[Start Records provided]
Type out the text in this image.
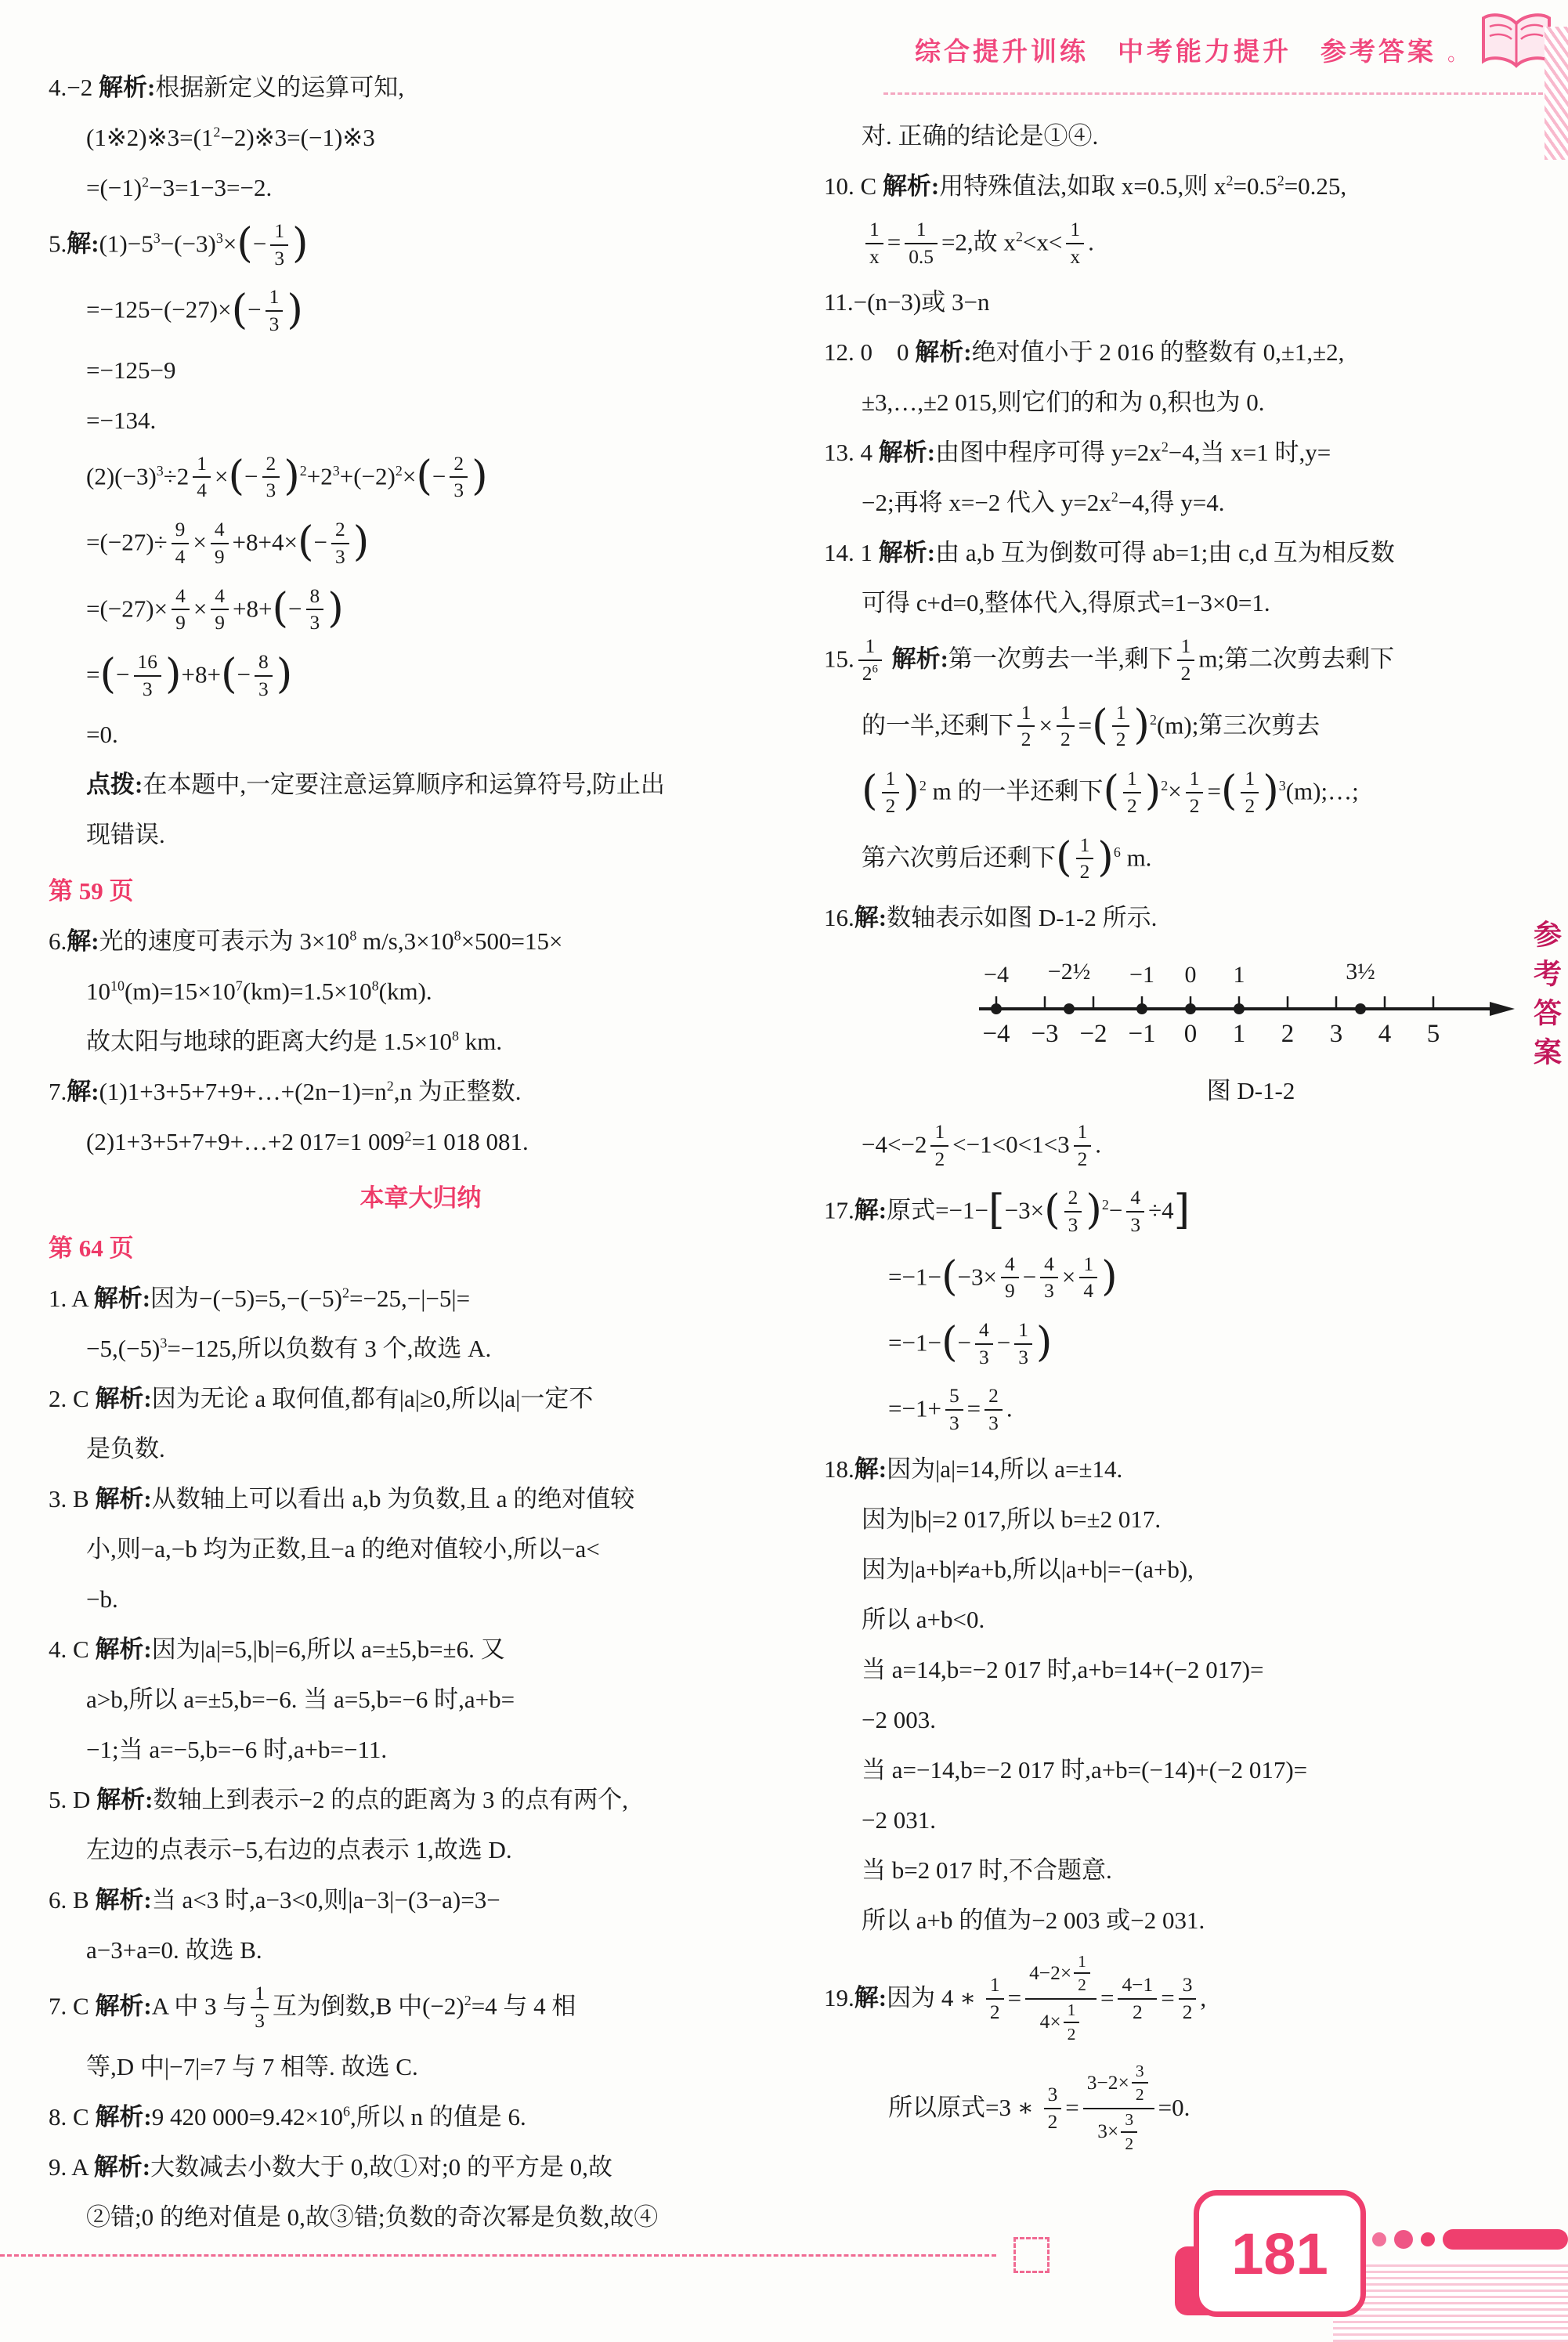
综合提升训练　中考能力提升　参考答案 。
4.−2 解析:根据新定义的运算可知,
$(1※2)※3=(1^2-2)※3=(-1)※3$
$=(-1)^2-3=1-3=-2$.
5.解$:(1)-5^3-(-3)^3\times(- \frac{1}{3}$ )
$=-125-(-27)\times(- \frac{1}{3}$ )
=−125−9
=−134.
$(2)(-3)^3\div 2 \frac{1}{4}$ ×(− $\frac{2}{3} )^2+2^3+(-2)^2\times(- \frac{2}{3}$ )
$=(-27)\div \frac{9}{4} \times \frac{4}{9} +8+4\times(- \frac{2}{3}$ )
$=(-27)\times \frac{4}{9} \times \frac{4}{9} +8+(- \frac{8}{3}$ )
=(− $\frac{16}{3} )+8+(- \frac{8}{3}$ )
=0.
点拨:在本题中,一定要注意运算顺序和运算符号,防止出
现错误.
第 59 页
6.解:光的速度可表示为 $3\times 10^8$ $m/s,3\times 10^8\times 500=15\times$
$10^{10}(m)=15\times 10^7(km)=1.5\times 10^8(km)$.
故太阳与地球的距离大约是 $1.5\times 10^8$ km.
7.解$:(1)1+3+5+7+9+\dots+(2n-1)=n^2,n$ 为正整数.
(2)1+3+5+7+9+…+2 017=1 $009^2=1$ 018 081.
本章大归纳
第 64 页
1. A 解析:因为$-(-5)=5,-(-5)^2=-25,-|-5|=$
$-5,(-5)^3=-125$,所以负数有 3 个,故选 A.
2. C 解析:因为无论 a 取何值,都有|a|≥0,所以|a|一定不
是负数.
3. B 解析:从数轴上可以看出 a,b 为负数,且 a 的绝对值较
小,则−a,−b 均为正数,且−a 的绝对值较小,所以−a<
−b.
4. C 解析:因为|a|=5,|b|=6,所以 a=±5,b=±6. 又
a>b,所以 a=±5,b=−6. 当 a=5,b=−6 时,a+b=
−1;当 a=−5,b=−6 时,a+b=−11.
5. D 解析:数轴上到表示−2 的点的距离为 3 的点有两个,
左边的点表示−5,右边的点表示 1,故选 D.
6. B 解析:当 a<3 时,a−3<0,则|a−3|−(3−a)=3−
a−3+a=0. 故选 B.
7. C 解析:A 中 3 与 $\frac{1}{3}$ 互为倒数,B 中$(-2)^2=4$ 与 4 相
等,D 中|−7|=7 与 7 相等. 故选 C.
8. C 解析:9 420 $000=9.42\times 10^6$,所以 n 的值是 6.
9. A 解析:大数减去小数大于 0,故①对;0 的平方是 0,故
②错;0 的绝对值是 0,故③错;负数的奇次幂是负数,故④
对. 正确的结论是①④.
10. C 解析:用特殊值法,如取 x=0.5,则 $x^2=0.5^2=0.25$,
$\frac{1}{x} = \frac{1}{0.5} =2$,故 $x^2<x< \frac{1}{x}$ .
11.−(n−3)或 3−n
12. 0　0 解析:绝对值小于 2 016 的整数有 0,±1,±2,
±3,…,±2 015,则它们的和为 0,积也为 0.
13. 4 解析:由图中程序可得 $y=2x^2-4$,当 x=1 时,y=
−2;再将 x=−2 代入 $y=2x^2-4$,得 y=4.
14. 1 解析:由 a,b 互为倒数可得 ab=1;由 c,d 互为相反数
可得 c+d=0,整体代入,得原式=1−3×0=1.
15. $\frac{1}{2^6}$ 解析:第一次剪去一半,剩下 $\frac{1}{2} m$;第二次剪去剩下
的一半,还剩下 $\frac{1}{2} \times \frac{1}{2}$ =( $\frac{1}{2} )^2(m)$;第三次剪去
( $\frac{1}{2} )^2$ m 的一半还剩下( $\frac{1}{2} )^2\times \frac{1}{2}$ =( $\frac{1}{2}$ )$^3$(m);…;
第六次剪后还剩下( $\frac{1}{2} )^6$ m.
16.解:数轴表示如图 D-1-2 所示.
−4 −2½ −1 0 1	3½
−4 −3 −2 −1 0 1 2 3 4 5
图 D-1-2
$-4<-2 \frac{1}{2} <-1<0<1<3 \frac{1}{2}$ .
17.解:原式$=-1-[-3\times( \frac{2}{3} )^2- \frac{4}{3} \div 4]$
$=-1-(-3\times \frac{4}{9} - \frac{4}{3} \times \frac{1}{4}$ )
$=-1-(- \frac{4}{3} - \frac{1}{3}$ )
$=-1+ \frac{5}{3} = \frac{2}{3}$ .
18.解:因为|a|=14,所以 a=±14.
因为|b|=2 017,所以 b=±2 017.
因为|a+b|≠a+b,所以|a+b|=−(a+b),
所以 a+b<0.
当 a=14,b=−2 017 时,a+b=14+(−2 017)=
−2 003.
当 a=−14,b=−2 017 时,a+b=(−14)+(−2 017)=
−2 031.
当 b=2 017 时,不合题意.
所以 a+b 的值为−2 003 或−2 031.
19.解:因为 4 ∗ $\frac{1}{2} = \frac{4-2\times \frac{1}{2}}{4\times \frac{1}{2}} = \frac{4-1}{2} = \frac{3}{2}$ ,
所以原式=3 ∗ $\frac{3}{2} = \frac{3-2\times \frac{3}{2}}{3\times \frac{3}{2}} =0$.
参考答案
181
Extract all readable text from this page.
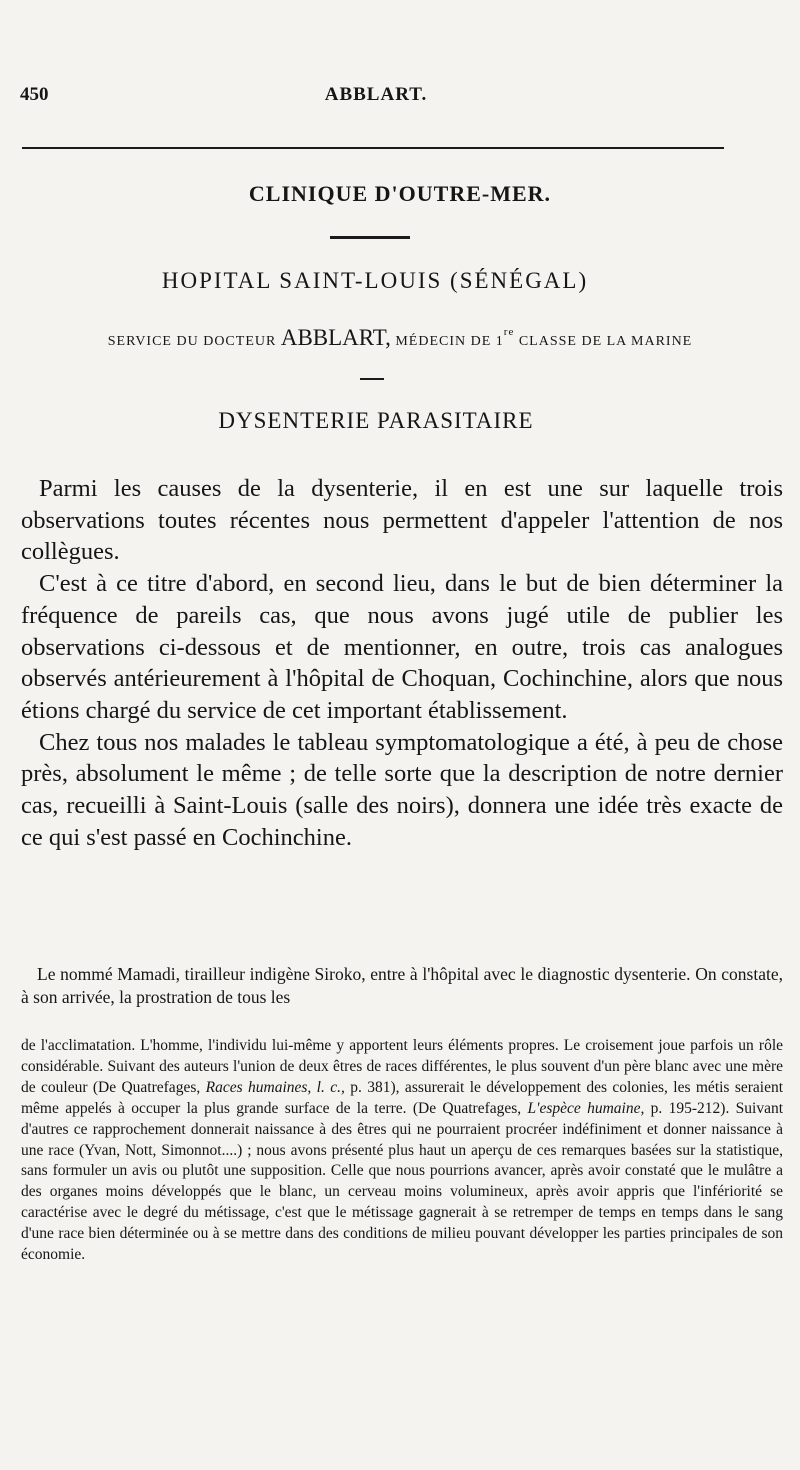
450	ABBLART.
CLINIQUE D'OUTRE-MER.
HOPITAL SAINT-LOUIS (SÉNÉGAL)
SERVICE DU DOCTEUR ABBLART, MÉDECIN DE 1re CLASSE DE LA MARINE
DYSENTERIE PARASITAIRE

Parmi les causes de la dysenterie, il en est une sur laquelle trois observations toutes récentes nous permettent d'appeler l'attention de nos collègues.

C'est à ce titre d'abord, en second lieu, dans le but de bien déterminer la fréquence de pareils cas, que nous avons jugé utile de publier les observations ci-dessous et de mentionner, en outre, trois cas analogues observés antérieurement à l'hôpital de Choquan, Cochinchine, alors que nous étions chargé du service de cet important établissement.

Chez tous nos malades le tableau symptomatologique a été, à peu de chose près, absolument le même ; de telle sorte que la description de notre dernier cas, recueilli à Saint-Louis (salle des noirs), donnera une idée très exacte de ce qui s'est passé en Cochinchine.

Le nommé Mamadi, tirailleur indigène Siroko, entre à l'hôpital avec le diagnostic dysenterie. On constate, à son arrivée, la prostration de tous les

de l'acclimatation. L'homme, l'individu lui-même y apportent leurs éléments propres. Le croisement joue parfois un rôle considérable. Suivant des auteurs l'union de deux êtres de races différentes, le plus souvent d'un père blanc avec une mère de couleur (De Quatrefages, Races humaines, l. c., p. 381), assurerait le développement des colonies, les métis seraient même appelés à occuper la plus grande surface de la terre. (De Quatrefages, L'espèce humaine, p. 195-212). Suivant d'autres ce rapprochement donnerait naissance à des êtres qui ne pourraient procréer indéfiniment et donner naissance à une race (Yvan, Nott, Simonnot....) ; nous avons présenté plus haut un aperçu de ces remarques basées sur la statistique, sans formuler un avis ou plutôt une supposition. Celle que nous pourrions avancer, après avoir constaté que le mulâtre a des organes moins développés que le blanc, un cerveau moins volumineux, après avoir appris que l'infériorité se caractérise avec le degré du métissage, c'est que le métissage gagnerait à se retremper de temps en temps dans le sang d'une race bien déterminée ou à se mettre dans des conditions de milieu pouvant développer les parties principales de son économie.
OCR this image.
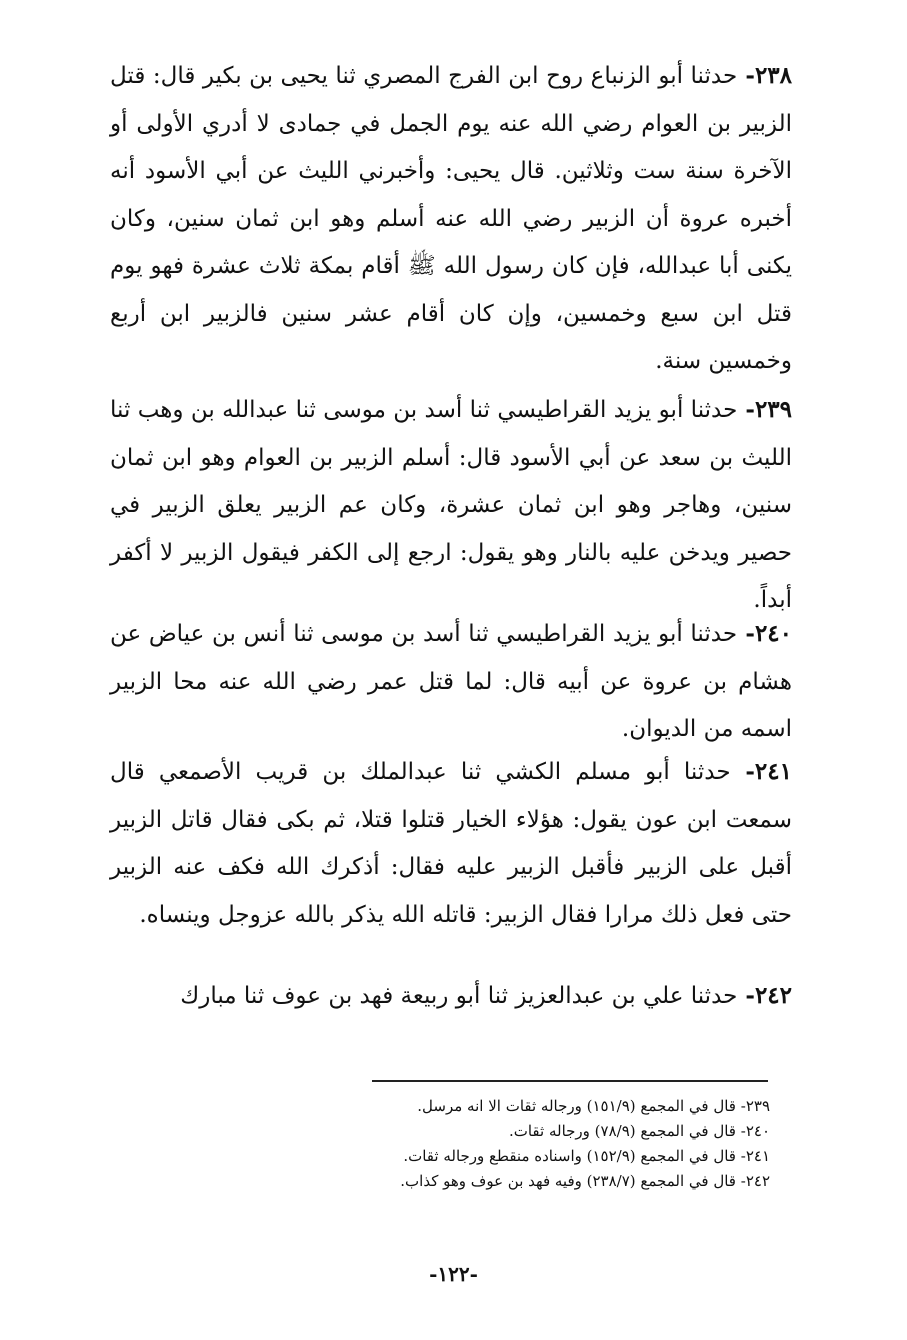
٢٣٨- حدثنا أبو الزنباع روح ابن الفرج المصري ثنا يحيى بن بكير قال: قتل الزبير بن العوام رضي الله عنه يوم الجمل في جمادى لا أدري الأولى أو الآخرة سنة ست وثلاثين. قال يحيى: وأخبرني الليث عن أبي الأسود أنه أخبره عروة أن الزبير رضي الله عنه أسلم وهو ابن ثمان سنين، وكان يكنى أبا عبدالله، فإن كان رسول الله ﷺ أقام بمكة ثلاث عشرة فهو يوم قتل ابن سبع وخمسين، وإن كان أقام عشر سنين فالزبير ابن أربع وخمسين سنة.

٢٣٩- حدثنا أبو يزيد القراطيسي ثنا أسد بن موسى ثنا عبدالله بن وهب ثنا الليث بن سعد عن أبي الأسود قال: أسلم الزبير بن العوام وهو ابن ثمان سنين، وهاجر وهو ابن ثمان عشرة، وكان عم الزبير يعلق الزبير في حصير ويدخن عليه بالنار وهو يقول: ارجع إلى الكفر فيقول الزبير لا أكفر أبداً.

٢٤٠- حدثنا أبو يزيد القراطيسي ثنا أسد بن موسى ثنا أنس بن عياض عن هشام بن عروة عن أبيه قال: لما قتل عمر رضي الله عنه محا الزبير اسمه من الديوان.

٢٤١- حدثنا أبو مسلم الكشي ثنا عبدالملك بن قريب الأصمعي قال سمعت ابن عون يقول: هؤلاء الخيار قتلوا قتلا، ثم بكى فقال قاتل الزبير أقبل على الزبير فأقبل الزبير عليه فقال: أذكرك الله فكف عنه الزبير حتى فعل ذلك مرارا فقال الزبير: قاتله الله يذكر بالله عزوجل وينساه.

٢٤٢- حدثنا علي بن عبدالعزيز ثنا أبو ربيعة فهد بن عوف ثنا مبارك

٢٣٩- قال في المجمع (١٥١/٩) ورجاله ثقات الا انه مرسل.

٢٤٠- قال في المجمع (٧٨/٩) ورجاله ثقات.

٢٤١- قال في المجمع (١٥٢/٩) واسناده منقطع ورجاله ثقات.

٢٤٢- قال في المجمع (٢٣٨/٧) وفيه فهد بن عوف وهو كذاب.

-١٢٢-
[End Records provided]
• _Task brief_
Where a line contains the string "image", extract that line.

• _Task solution_
Type out the text in this image.
OCR this image.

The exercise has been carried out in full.